─── SUPPLIED TEXT ───
The law I have to apply
The Hague Convention 1980 on the Civil Aspects of Child Abduction was incorporated into English and Welsh law by the Child Abduction and Custody Act 1985. It declares the need “to protect children internationally from the harmful effects of their wrongful removal or retention and to establish procedures to ensure their prompt return to the State of their habitual residence, as well as to secure protection of rights of access”.
Settlement
The Convention is, however, based on applications being made promptly so that, in an appropriate case, the children can be returned home quickly before too much damage is done. In these so called hot-pursuit cases, Article 12 requires a return to the country of habitual residence if a period of less than a year has elapsed from the date of wrongful removal or retention. The situation is, however, different if more than a year has elapsed. The second paragraph of Article 12 provides as follows:-
“The judicial or administrative authority, even where the proceedings have been commenced after the expiration of the period of one year referred to in the preceding paragraph, shall also order the return of the child, unless it is demonstrated that the child is now settled in its new environment.”
It is for the mother to satisfy the Court that the children are settled. It is agreed that the reference to “proceedings” means the issue of the application in this country, namely 21 July 2022, rather than the date on which the application was lodged with the Turkish Central Authority (see, for example, the dicta of Wilson LJ at paragraph [54] of Re O (Abduction: Settlement [2011] 2 FLR 1307). In this case, this is of real significance. If the defence is established, and discretion comes into play, the period after the application date then forms part of the picture for consideration.
───
GIVEN REQUEST
Reproduce the settlement passage from the judgment, starting at "It is for the" and ending at "picture for consideration.", with "Turkish Central Authority" renamed to "Central Authority in Turkey".
─── GIVEN DATA ───
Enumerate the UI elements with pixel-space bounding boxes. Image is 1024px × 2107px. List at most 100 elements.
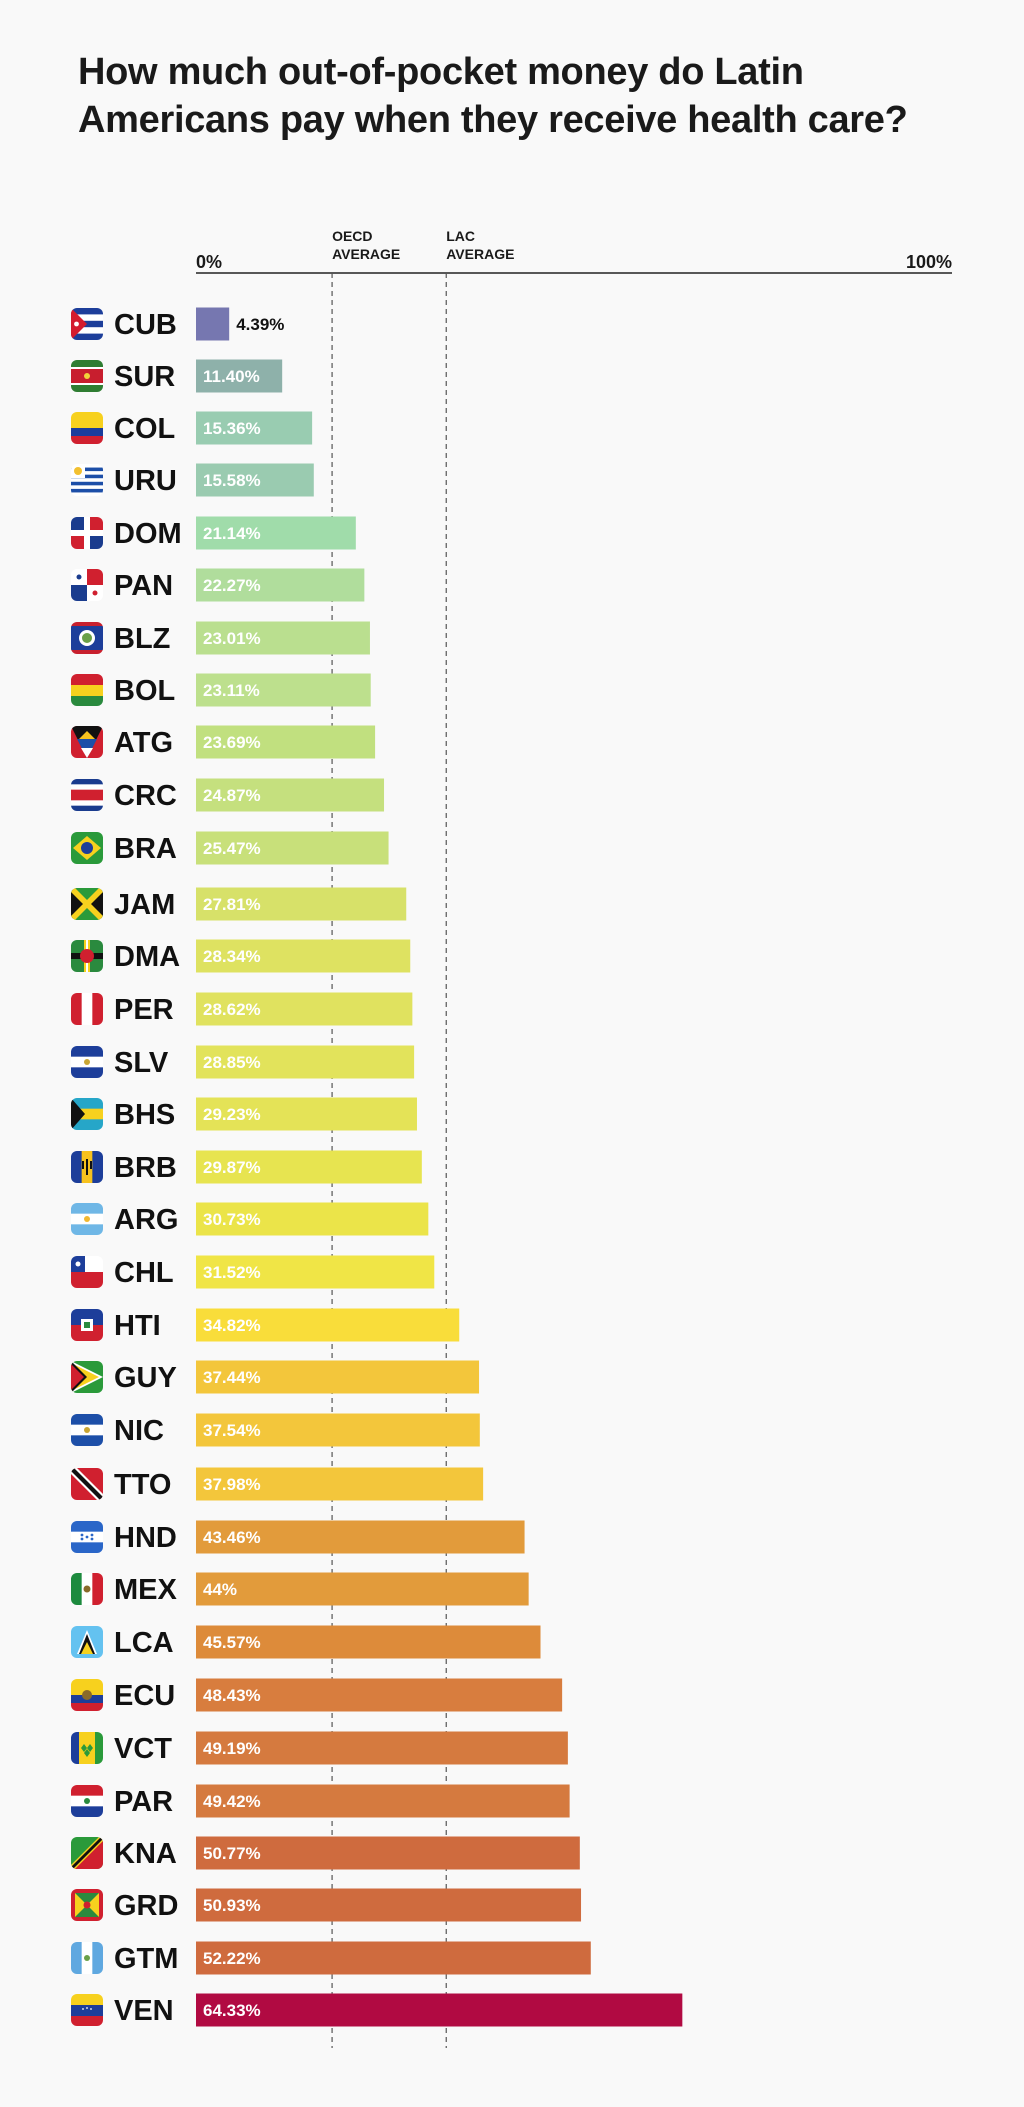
───
RESPONSE TO THIS EXERCISE
It is for the mother to satisfy the Court that the children are settled. It is agreed that the reference to “proceedings” means the issue of the application in this country, namely 21 July 2022, rather than the date on which the application was lodged with the Central Authority in Turkey (see, for example, the dicta of Wilson LJ at paragraph [54] of Re O (Abduction: Settlement [2011] 2 FLR 1307). In this case, this is of real significance. If the defence is established, and discretion comes into play, the period after the application date then forms part of the picture for consideration.